• [What this task involves]: Could you copy out verbatim everything in the rows below from the one containing "star-icon [149,763,171,785]" down to the one containing "video-feed [1383,805,1506,1260]", both included?
>> begin
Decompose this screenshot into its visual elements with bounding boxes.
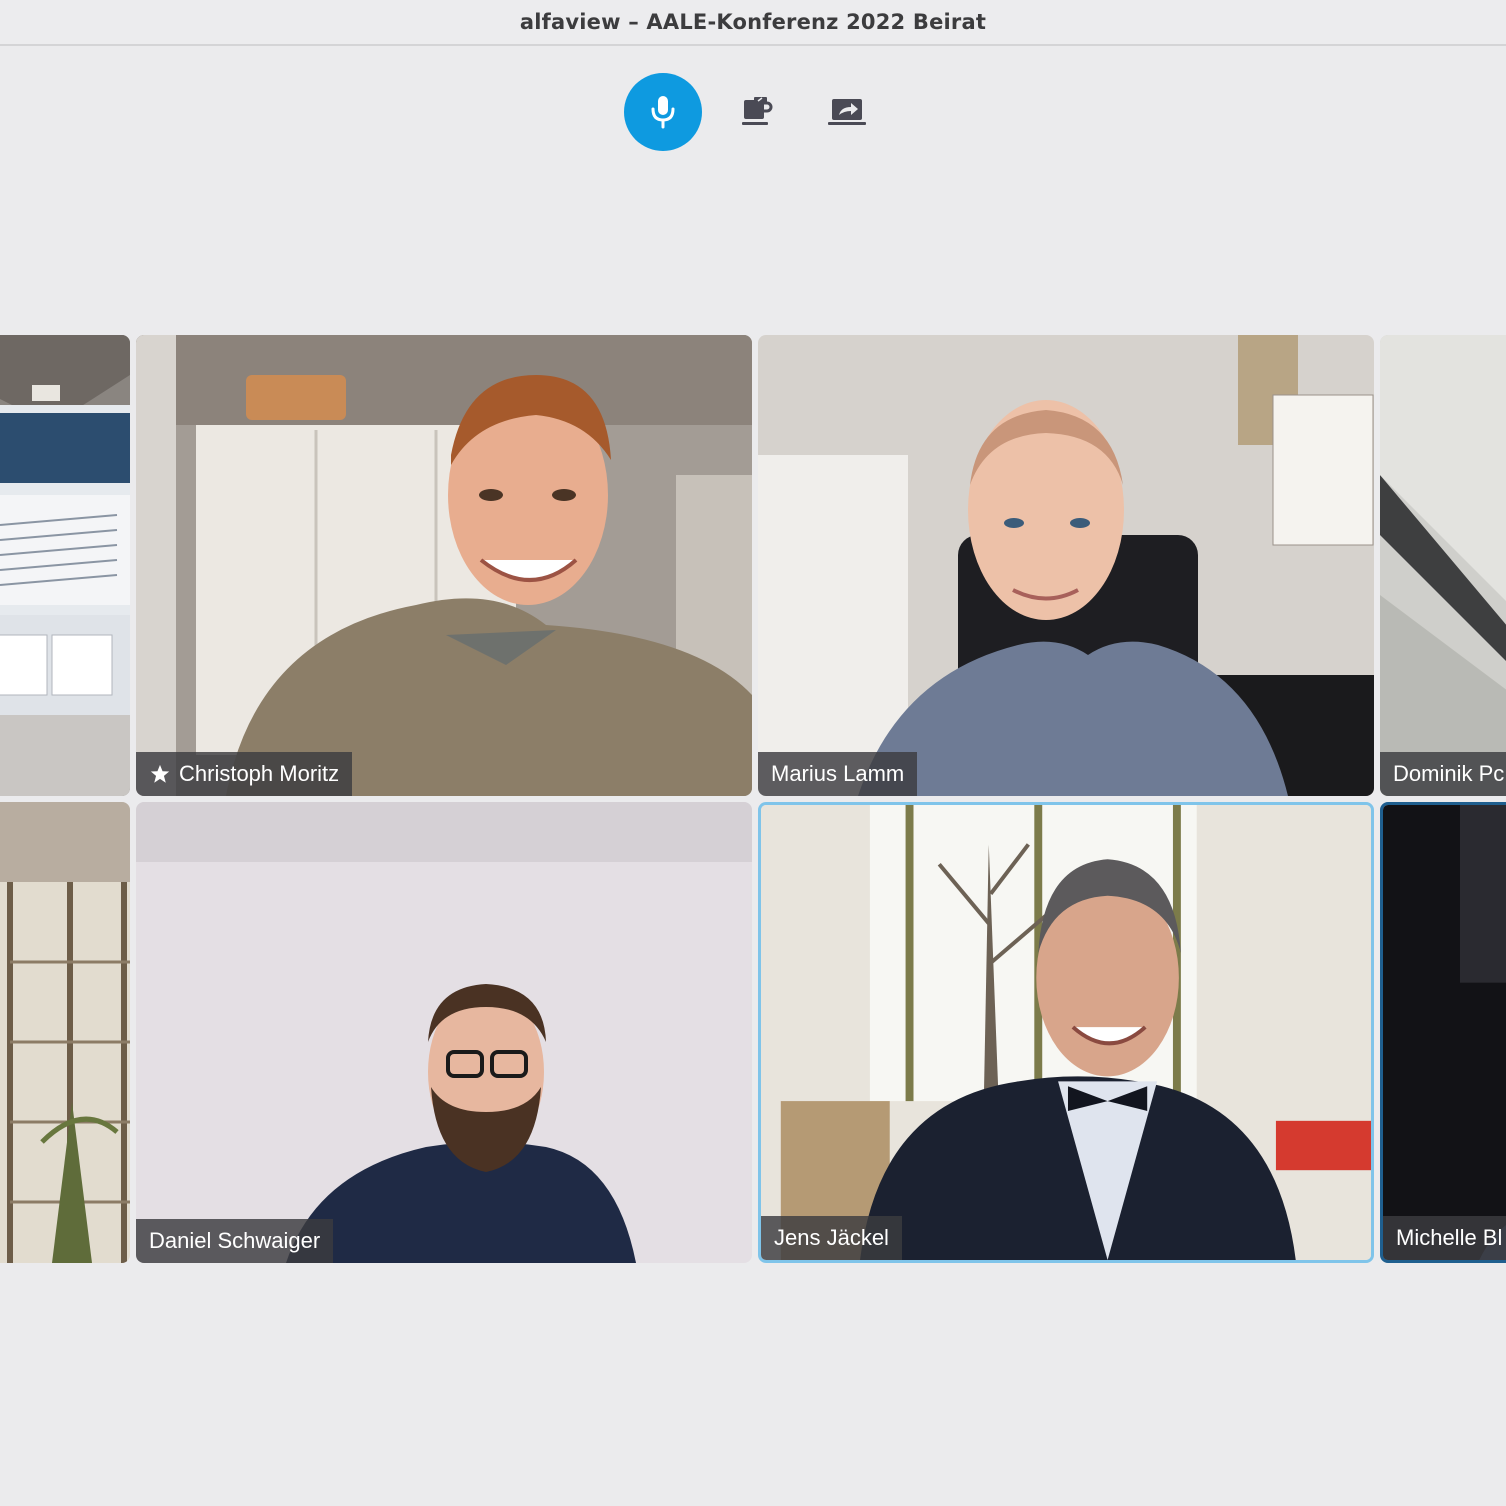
star-icon [149,763,171,785]
video-tile[interactable]: Michelle Bl [1380,802,1506,1263]
video-tile[interactable]: Christoph Moritz [136,335,752,796]
participant-name: Marius Lamm [771,761,905,786]
participant-nameplate: Jens Jäckel [761,1216,902,1260]
video-feed [1383,805,1506,1260]
participant-nameplate: Christoph Moritz [136,752,353,796]
video-feed [761,805,1371,1260]
participant-nameplate: Marius Lamm [758,752,918,796]
participant-name: Michelle Bl [1396,1225,1503,1250]
participant-name: Christoph Moritz [179,761,340,786]
participant-nameplate: Michelle Bl [1383,1216,1506,1260]
video-feed [0,335,130,796]
video-tile[interactable] [0,802,130,1263]
participant-name: Jens Jäckel [774,1225,889,1250]
video-tile[interactable]: Jens Jäckel [758,802,1374,1263]
video-feed [136,335,752,796]
video-tile[interactable]: Daniel Schwaiger [136,802,752,1263]
participant-nameplate: Daniel Schwaiger [136,1219,334,1263]
video-feed [136,802,752,1263]
participant-name: Daniel Schwaiger [149,1228,321,1253]
video-feed [0,802,130,1263]
video-feed [758,335,1374,796]
video-grid: Christoph Moritz Marius Lamm Dominik Pc … [0,0,1506,1506]
video-tile[interactable]: Marius Lamm [758,335,1374,796]
participant-nameplate: Dominik Pc [1380,752,1506,796]
video-feed [1380,335,1506,796]
video-tile[interactable]: Dominik Pc [1380,335,1506,796]
video-tile[interactable] [0,335,130,796]
participant-name: Dominik Pc [1393,761,1505,786]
>> end
• [Result]:
star-icon [149,763,171,785]
video-tile[interactable]: Michelle Bl [1380,802,1506,1263]
video-tile[interactable]: Christoph Moritz [136,335,752,796]
participant-name: Marius Lamm [771,761,905,786]
participant-nameplate: Jens Jäckel [761,1216,902,1260]
video-feed [1383,805,1506,1260]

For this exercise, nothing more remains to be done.